◆ Task prompt
Which lines below hold the word "least"? Report each one.

◆ Supplied data
---

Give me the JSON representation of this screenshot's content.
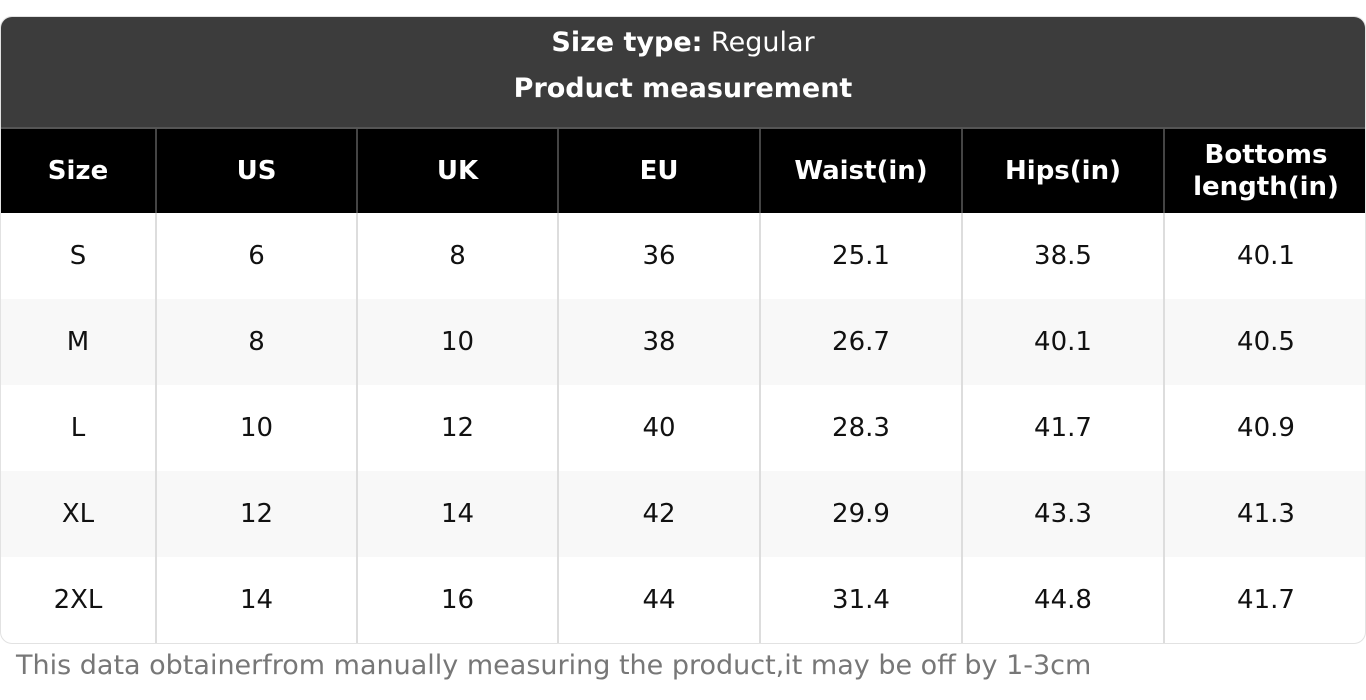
{
  "header": {
    "label": "Size type:",
    "value": "Regular",
    "subtitle": "Product measurement"
  },
  "table": {
    "columns": [
      "Size",
      "US",
      "UK",
      "EU",
      "Waist(in)",
      "Hips(in)",
      "Bottoms length(in)"
    ],
    "rows": [
      [
        "S",
        6,
        8,
        36,
        25.1,
        38.5,
        40.1
      ],
      [
        "M",
        8,
        10,
        38,
        26.7,
        40.1,
        40.5
      ],
      [
        "L",
        10,
        12,
        40,
        28.3,
        41.7,
        40.9
      ],
      [
        "XL",
        12,
        14,
        42,
        29.9,
        43.3,
        41.3
      ],
      [
        "2XL",
        14,
        16,
        44,
        31.4,
        44.8,
        41.7
      ]
    ]
  },
  "note": "This data obtainerfrom manually measuring the product,it may be off by 1-3cm"
}
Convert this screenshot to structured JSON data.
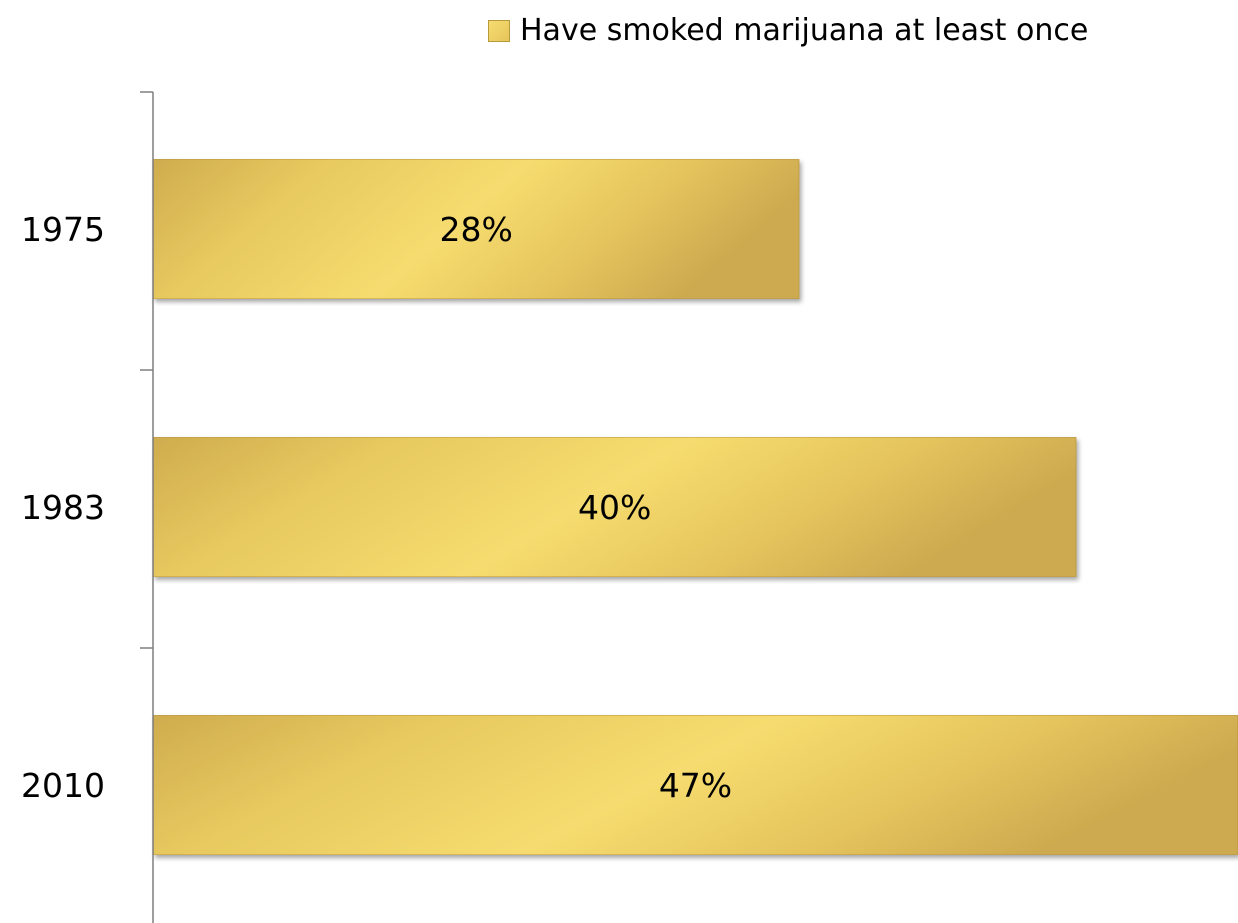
{
  "chart_data": {
    "type": "bar",
    "orientation": "horizontal",
    "categories": [
      "1975",
      "1983",
      "2010"
    ],
    "series": [
      {
        "name": "Have smoked marijuana at least once",
        "values": [
          28,
          40,
          47
        ],
        "data_labels": [
          "28%",
          "40%",
          "47%"
        ]
      }
    ],
    "legend": {
      "label": "Have smoked marijuana at least once",
      "position": "top-right"
    },
    "xlim": [
      0,
      47
    ],
    "grid": false,
    "colors": {
      "bar_light": "#f6dc6f",
      "bar_dark": "#cfac4e",
      "axis": "#7f7f7f"
    }
  }
}
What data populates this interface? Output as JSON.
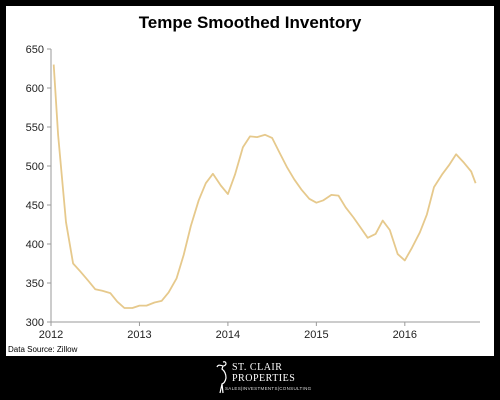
{
  "chart_data": {
    "type": "line",
    "title": "Tempe Smoothed Inventory",
    "xlabel": "",
    "ylabel": "",
    "ylim": [
      300,
      650
    ],
    "xlim": [
      2012,
      2016.85
    ],
    "yticks": [
      300,
      350,
      400,
      450,
      500,
      550,
      600,
      650
    ],
    "xticks": [
      "2012",
      "2013",
      "2014",
      "2015",
      "2016"
    ],
    "grid": false,
    "line_color": "#E6C98C",
    "series": [
      {
        "x": [
          2012.03,
          2012.08,
          2012.17,
          2012.25,
          2012.33,
          2012.42,
          2012.5,
          2012.58,
          2012.67,
          2012.75,
          2012.83,
          2012.92,
          2013.0,
          2013.08,
          2013.17,
          2013.25,
          2013.33,
          2013.42,
          2013.5,
          2013.58,
          2013.67,
          2013.75,
          2013.83,
          2013.92,
          2014.0,
          2014.08,
          2014.17,
          2014.25,
          2014.33,
          2014.42,
          2014.5,
          2014.58,
          2014.67,
          2014.75,
          2014.83,
          2014.92,
          2015.0,
          2015.08,
          2015.17,
          2015.25,
          2015.33,
          2015.42,
          2015.5,
          2015.58,
          2015.67,
          2015.75,
          2015.83,
          2015.92,
          2016.0,
          2016.08,
          2016.17,
          2016.25,
          2016.33,
          2016.42,
          2016.5,
          2016.58,
          2016.67,
          2016.75,
          2016.8
        ],
        "y": [
          630,
          540,
          428,
          375,
          365,
          353,
          342,
          340,
          337,
          326,
          318,
          318,
          321,
          321,
          325,
          327,
          338,
          356,
          386,
          423,
          456,
          478,
          490,
          475,
          464,
          489,
          524,
          538,
          537,
          540,
          536,
          518,
          498,
          483,
          470,
          458,
          453,
          456,
          463,
          462,
          447,
          434,
          421,
          408,
          413,
          430,
          418,
          387,
          379,
          395,
          415,
          438,
          473,
          489,
          501,
          515,
          504,
          493,
          478
        ]
      }
    ]
  },
  "source_text": "Data Source: Zillow",
  "logo": {
    "line1": "ST. CLAIR",
    "line2": "PROPERTIES",
    "line3": "SALES|INVESTMENTS|CONSULTING"
  }
}
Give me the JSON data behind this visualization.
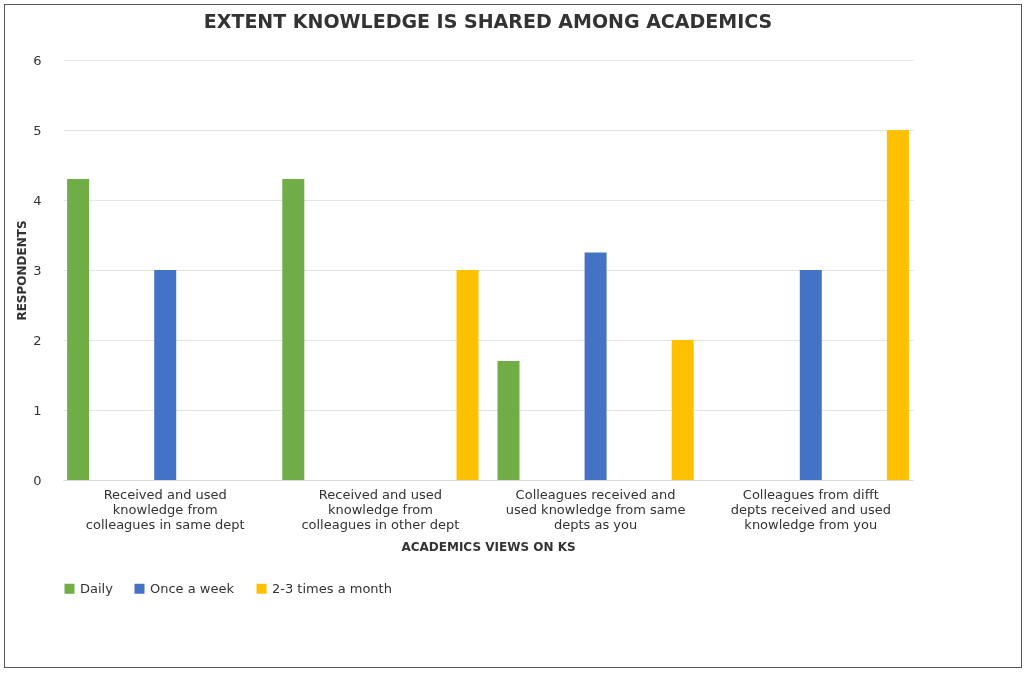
{
  "chart_data": {
    "type": "bar",
    "title": "EXTENT KNOWLEDGE IS SHARED AMONG ACADEMICS",
    "xlabel": "ACADEMICS VIEWS ON KS",
    "ylabel": "RESPONDENTS",
    "categories": [
      "Received and used knowledge from colleagues in same dept",
      "Received and used knowledge from colleagues in other dept",
      "Colleagues received and used knowledge from same depts as you",
      "Colleagues from difft depts received and used knowledge from you"
    ],
    "series": [
      {
        "name": "Daily",
        "color": "#70ad47",
        "values": [
          4.3,
          4.3,
          1.7,
          null
        ]
      },
      {
        "name": "Once a week",
        "color": "#4472c4",
        "values": [
          3,
          null,
          3.25,
          3
        ]
      },
      {
        "name": "2-3 times a month",
        "color": "#ffc000",
        "values": [
          null,
          3,
          2,
          5
        ]
      }
    ],
    "ylim": [
      0,
      6
    ],
    "yticks": [
      0,
      1,
      2,
      3,
      4,
      5,
      6
    ],
    "grid": "y",
    "legend": "bottom"
  }
}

---

◆ Result for this task
        "name": "Have smoked marijuana at least once",
      "label": "Have smoked marijuana at least once",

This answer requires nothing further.